━━ Supplied data ━━

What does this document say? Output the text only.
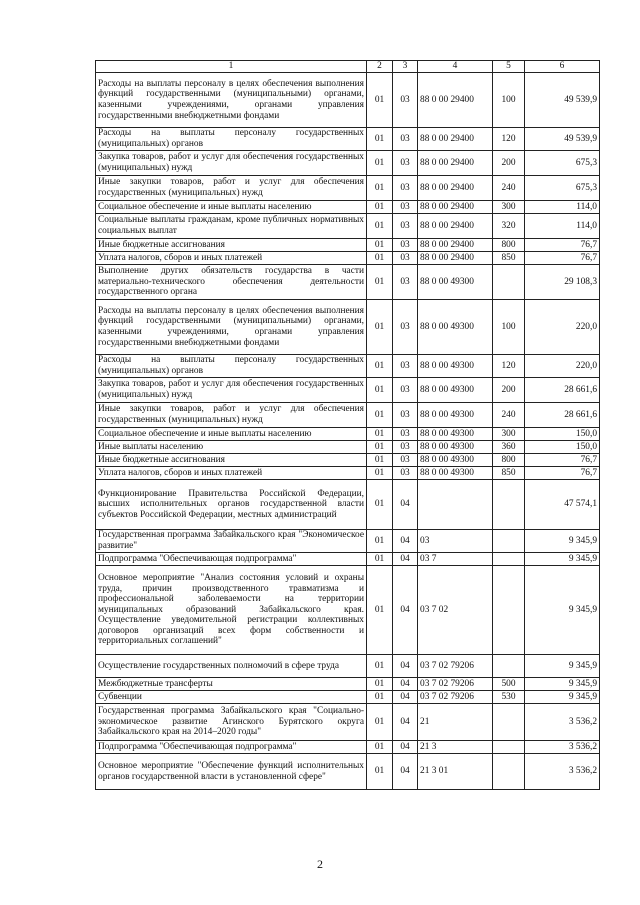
1	2	3	4	5	6
Расходы на выплаты персоналу в целях обеспечения выполнения функций государственными (муниципальными) органами, казенными учреждениями, органами управления государственными внебюджетными фондами	01	03	88 0 00 29400	100	49 539,9
Расходы на выплаты персоналу государственных (муниципальных) органов	01	03	88 0 00 29400	120	49 539,9
Закупка товаров, работ и услуг для обеспечения государственных (муниципальных) нужд	01	03	88 0 00 29400	200	675,3
Иные закупки товаров, работ и услуг для обеспечения государственных (муниципальных) нужд	01	03	88 0 00 29400	240	675,3
Социальное обеспечение и иные выплаты населению	01	03	88 0 00 29400	300	114,0
Социальные выплаты гражданам, кроме публичных нормативных социальных выплат	01	03	88 0 00 29400	320	114,0
Иные бюджетные ассигнования	01	03	88 0 00 29400	800	76,7
Уплата налогов, сборов и иных платежей	01	03	88 0 00 29400	850	76,7
Выполнение других обязательств государства в части материально-технического обеспечения деятельности государственного органа	01	03	88 0 00 49300		29 108,3
Расходы на выплаты персоналу в целях обеспечения выполнения функций государственными (муниципальными) органами, казенными учреждениями, органами управления государственными внебюджетными фондами	01	03	88 0 00 49300	100	220,0
Расходы на выплаты персоналу государственных (муниципальных) органов	01	03	88 0 00 49300	120	220,0
Закупка товаров, работ и услуг для обеспечения государственных (муниципальных) нужд	01	03	88 0 00 49300	200	28 661,6
Иные закупки товаров, работ и услуг для обеспечения государственных (муниципальных) нужд	01	03	88 0 00 49300	240	28 661,6
Социальное обеспечение и иные выплаты населению	01	03	88 0 00 49300	300	150,0
Иные выплаты населению	01	03	88 0 00 49300	360	150,0
Иные бюджетные ассигнования	01	03	88 0 00 49300	800	76,7
Уплата налогов, сборов и иных платежей	01	03	88 0 00 49300	850	76,7
Функционирование Правительства Российской Федерации, высших исполнительных органов государственной власти субъектов Российской Федерации, местных администраций	01	04			47 574,1
Государственная программа Забайкальского края "Экономическое развитие"	01	04	03		9 345,9
Подпрограмма "Обеспечивающая подпрограмма"	01	04	03 7		9 345,9
Основное мероприятие "Анализ состояния условий и охраны труда, причин производственного травматизма и профессиональной заболеваемости на территории муниципальных образований Забайкальского края. Осуществление уведомительной регистрации коллективных договоров организаций всех форм собственности и территориальных соглашений"	01	04	03 7 02		9 345,9
Осуществление государственных полномочий в сфере труда	01	04	03 7 02 79206		9 345,9
Межбюджетные трансферты	01	04	03 7 02 79206	500	9 345,9
Субвенции	01	04	03 7 02 79206	530	9 345,9
Государственная программа Забайкальского края "Социально-экономическое развитие Агинского Бурятского округа Забайкальского края на 2014–2020 годы"	01	04	21		3 536,2
Подпрограмма "Обеспечивающая подпрограмма"	01	04	21 3		3 536,2
Основное мероприятие "Обеспечение функций исполнительных органов государственной власти в установленной сфере"	01	04	21 3 01		3 536,2
2
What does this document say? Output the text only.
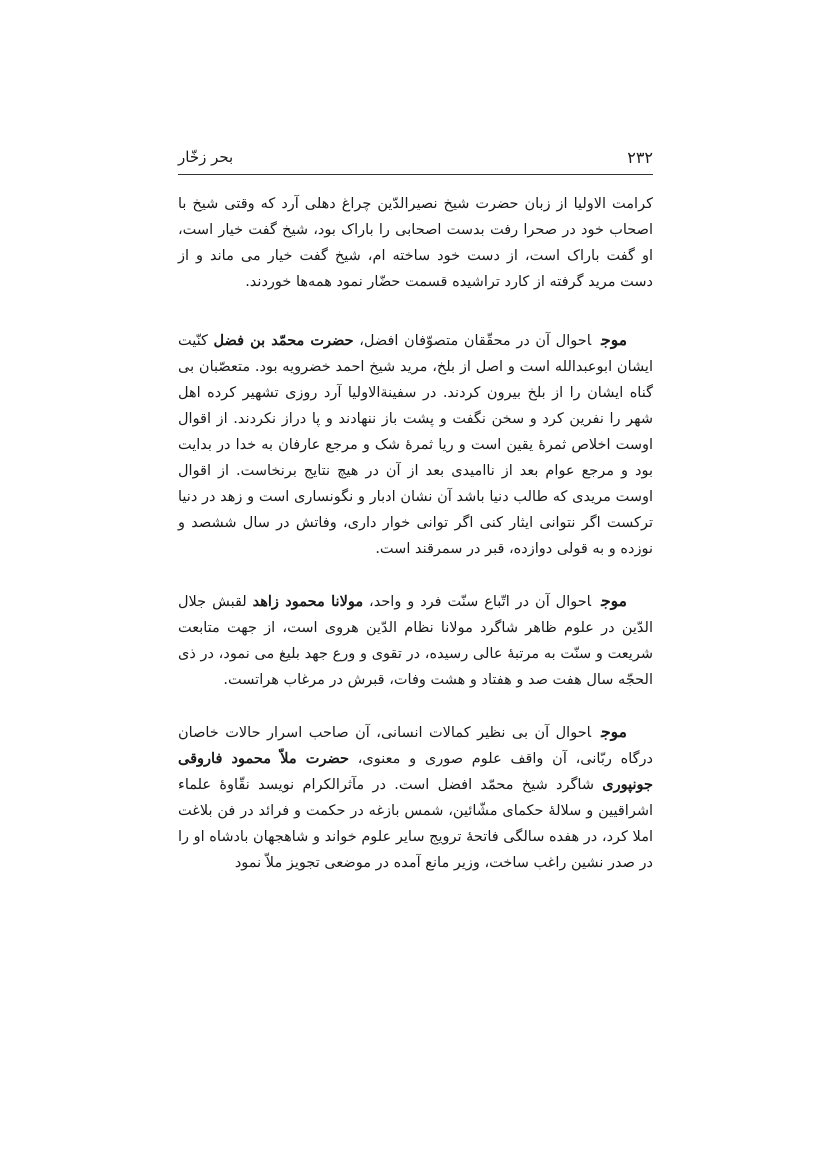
۲۳۲
بحر زخّار

کرامت الاولیا از زبان حضرت شیخ نصیرالدّین چراغ دهلی آرد که وقتی شیخ با اصحاب خود در صحرا رفت بدست اصحابی را باراک بود، شیخ گفت خیار است، او گفت باراک است، از دست خود ساخته ام، شیخ گفت خیار می ماند و از دست مرید گرفته از کارد تراشیده قسمت حضّار نمود همه‌ها خوردند.

موجاحوال آن در محقّقان متصوّفان افضل، حضرت محمّد بن فضل کنّیت ایشان ابوعبدالله است و اصل از بلخ، مرید شیخ احمد خضرویه بود. متعصّبان بی گناه ایشان را از بلخ بیرون کردند. در سفینةالاولیا آرد روزی تشهیر کرده اهل شهر را نفرین کرد و سخن نگفت و پشت باز ننهادند و پا دراز نکردند. از اقوال اوست اخلاص ثمرۀ یقین است و ریا ثمرۀ شک و مرجع عارفان به خدا در بدایت بود و مرجع عوام بعد از ناامیدی بعد از آن در هیچ نتایج برنخاست. از اقوال اوست مریدی که طالب دنیا باشد آن نشان ادبار و نگونساری است و زهد در دنیا ترکست اگر نتوانی ایثار کنی اگر توانی خوار داری، وفاتش در سال ششصد و نوزده و به قولی دوازده، قبر در سمرقند است.

موجاحوال آن در اتّباع سنّت فرد و واحد، مولانا محمود زاهد لقبش جلال الدّین در علوم ظاهر شاگرد مولانا نظام الدّین هروی است، از جهت متابعت شریعت و سنّت به مرتبۀ عالی رسیده، در تقوی و ورع جهد بلیغ می نمود، در ذی الحجّه سال هفت صد و هفتاد و هشت وفات، قبرش در مرغاب هراتست.

موجاحوال آن بی نظیر کمالات انسانی، آن صاحب اسرار حالات خاصان درگاه ربّانی، آن واقف علوم صوری و معنوی، حضرت ملاّ محمود فاروقی جونپوری شاگرد شیخ محمّد افضل است. در مآثرالکرام نویسد نقّاوۀ علماء اشراقیین و سلالۀ حکمای مشّائین، شمس بازغه در حکمت و فرائد در فن بلاغت املا کرد، در هفده سالگی فاتحۀ ترویج سایر علوم خواند و شاهجهان بادشاه او را در صدر نشین راغب ساخت، وزیر مانع آمده در موضعی تجویز ملاّ نمود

━━━

- _Task_: Identify the lines of the entries containing the string "работ". Copy each such line.

- _Completed exercise_:
Закупка товаров, работ и услуг для обеспечения государственных (муниципальных) нужд	01	03	88 0 00 29400	200	675,3
Иные закупки товаров, работ и услуг для обеспечения государственных (муниципальных) нужд	01	03	88 0 00 29400	240	675,3
Закупка товаров, работ и услуг для обеспечения государственных (муниципальных) нужд	01	03	88 0 00 49300	200	28 661,6
Иные закупки товаров, работ и услуг для обеспечения государственных (муниципальных) нужд	01	03	88 0 00 49300	240	28 661,6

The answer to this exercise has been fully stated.